With the pictures omitted, write out the entries that follow exactly as they stand.

● Input for this task:
┄┄┄┄┄┄┄┄┄┄

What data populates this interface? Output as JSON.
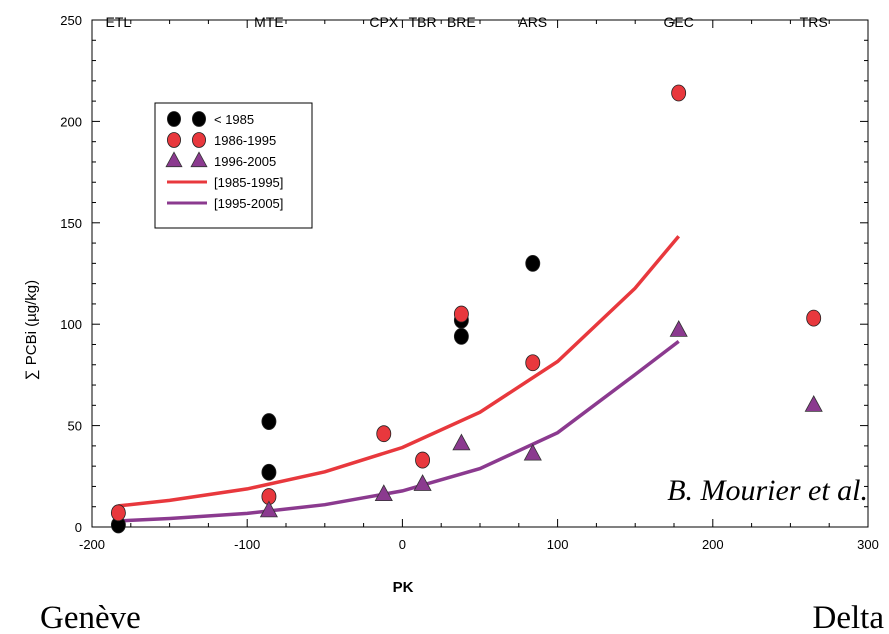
{
  "chart_data": {
    "type": "scatter",
    "xlabel": "PK",
    "ylabel": "∑ PCBi (µg/kg)",
    "xlim": [
      -200,
      300
    ],
    "ylim": [
      0,
      250
    ],
    "x_ticks": [
      -200,
      -100,
      0,
      100,
      200,
      300
    ],
    "y_ticks": [
      0,
      50,
      100,
      150,
      200,
      250
    ],
    "grid": false,
    "legend_position": "top-left",
    "stations": [
      {
        "label": "ETL",
        "x": -183
      },
      {
        "label": "MTE",
        "x": -86
      },
      {
        "label": "CPX",
        "x": -12
      },
      {
        "label": "TBR",
        "x": 13
      },
      {
        "label": "BRE",
        "x": 38
      },
      {
        "label": "ARS",
        "x": 84
      },
      {
        "label": "GEC",
        "x": 178
      },
      {
        "label": "TRS",
        "x": 265
      }
    ],
    "series": [
      {
        "name": "< 1985",
        "marker": "circle",
        "color": "#000000",
        "points": [
          [
            -183,
            1
          ],
          [
            -86,
            52
          ],
          [
            -86,
            27
          ],
          [
            38,
            102
          ],
          [
            38,
            94
          ],
          [
            84,
            130
          ]
        ]
      },
      {
        "name": "1986-1995",
        "marker": "circle",
        "color": "#e8383d",
        "points": [
          [
            -183,
            7
          ],
          [
            -86,
            15
          ],
          [
            -12,
            46
          ],
          [
            13,
            33
          ],
          [
            38,
            105
          ],
          [
            84,
            81
          ],
          [
            178,
            214
          ],
          [
            265,
            103
          ]
        ]
      },
      {
        "name": "1996-2005",
        "marker": "triangle",
        "color": "#8b3a8f",
        "points": [
          [
            -86,
            8
          ],
          [
            -12,
            16
          ],
          [
            13,
            21
          ],
          [
            38,
            41
          ],
          [
            84,
            36
          ],
          [
            178,
            97
          ],
          [
            265,
            60
          ]
        ]
      }
    ],
    "fits": [
      {
        "name": "[1985-1995]",
        "color": "#e8383d",
        "points": [
          [
            -183,
            10.4
          ],
          [
            -150,
            13.1
          ],
          [
            -100,
            18.8
          ],
          [
            -50,
            27.2
          ],
          [
            0,
            39.2
          ],
          [
            50,
            56.6
          ],
          [
            100,
            81.6
          ],
          [
            150,
            117.8
          ],
          [
            178,
            143.4
          ]
        ]
      },
      {
        "name": "[1995-2005]",
        "color": "#8b3a8f",
        "points": [
          [
            -183,
            3
          ],
          [
            -150,
            4.2
          ],
          [
            -100,
            6.7
          ],
          [
            -50,
            11
          ],
          [
            0,
            17.8
          ],
          [
            50,
            28.8
          ],
          [
            100,
            46.5
          ],
          [
            150,
            75.2
          ],
          [
            178,
            91.5
          ]
        ]
      }
    ]
  },
  "annotation": "B. Mourier et al.",
  "places": {
    "left": "Genève",
    "right": "Delta"
  }
}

┄┄┄┄┄┄┄┄┄┄

● Result of this task:
What data populates this interface? Output as JSON.
{
  "chart_data": {
    "type": "scatter",
    "xlabel": "PK",
    "ylabel": "∑ PCBi (µg/kg)",
    "xlim": [
      -200,
      300
    ],
    "ylim": [
      0,
      250
    ],
    "x_ticks": [
      -200,
      -100,
      0,
      100,
      200,
      300
    ],
    "y_ticks": [
      0,
      50,
      100,
      150,
      200,
      250
    ],
    "grid": false,
    "legend_position": "top-left",
    "stations": [
      {
        "label": "ETL",
        "x": -183
      },
      {
        "label": "MTE",
        "x": -86
      },
      {
        "label": "CPX",
        "x": -12
      },
      {
        "label": "TBR",
        "x": 13
      },
      {
        "label": "BRE",
        "x": 38
      },
      {
        "label": "ARS",
        "x": 84
      },
      {
        "label": "GEC",
        "x": 178
      },
      {
        "label": "TRS",
        "x": 265
      }
    ],
    "series": [
      {
        "name": "< 1985",
        "marker": "circle",
        "color": "#000000",
        "points": [
          [
            -183,
            1
          ],
          [
            -86,
            52
          ],
          [
            -86,
            27
          ],
          [
            38,
            102
          ],
          [
            38,
            94
          ],
          [
            84,
            130
          ]
        ]
      },
      {
        "name": "1986-1995",
        "marker": "circle",
        "color": "#e8383d",
        "points": [
          [
            -183,
            7
          ],
          [
            -86,
            15
          ],
          [
            -12,
            46
          ],
          [
            13,
            33
          ],
          [
            38,
            105
          ],
          [
            84,
            81
          ],
          [
            178,
            214
          ],
          [
            265,
            103
          ]
        ]
      },
      {
        "name": "1996-2005",
        "marker": "triangle",
        "color": "#8b3a8f",
        "points": [
          [
            -86,
            8
          ],
          [
            -12,
            16
          ],
          [
            13,
            21
          ],
          [
            38,
            41
          ],
          [
            84,
            36
          ],
          [
            178,
            97
          ],
          [
            265,
            60
          ]
        ]
      }
    ],
    "fits": [
      {
        "name": "[1985-1995]",
        "color": "#e8383d",
        "points": [
          [
            -183,
            10.4
          ],
          [
            -150,
            13.1
          ],
          [
            -100,
            18.8
          ],
          [
            -50,
            27.2
          ],
          [
            0,
            39.2
          ],
          [
            50,
            56.6
          ],
          [
            100,
            81.6
          ],
          [
            150,
            117.8
          ],
          [
            178,
            143.4
          ]
        ]
      },
      {
        "name": "[1995-2005]",
        "color": "#8b3a8f",
        "points": [
          [
            -183,
            3
          ],
          [
            -150,
            4.2
          ],
          [
            -100,
            6.7
          ],
          [
            -50,
            11
          ],
          [
            0,
            17.8
          ],
          [
            50,
            28.8
          ],
          [
            100,
            46.5
          ],
          [
            150,
            75.2
          ],
          [
            178,
            91.5
          ]
        ]
      }
    ]
  },
  "annotation": "B. Mourier et al.",
  "places": {
    "left": "Genève",
    "right": "Delta"
  }
}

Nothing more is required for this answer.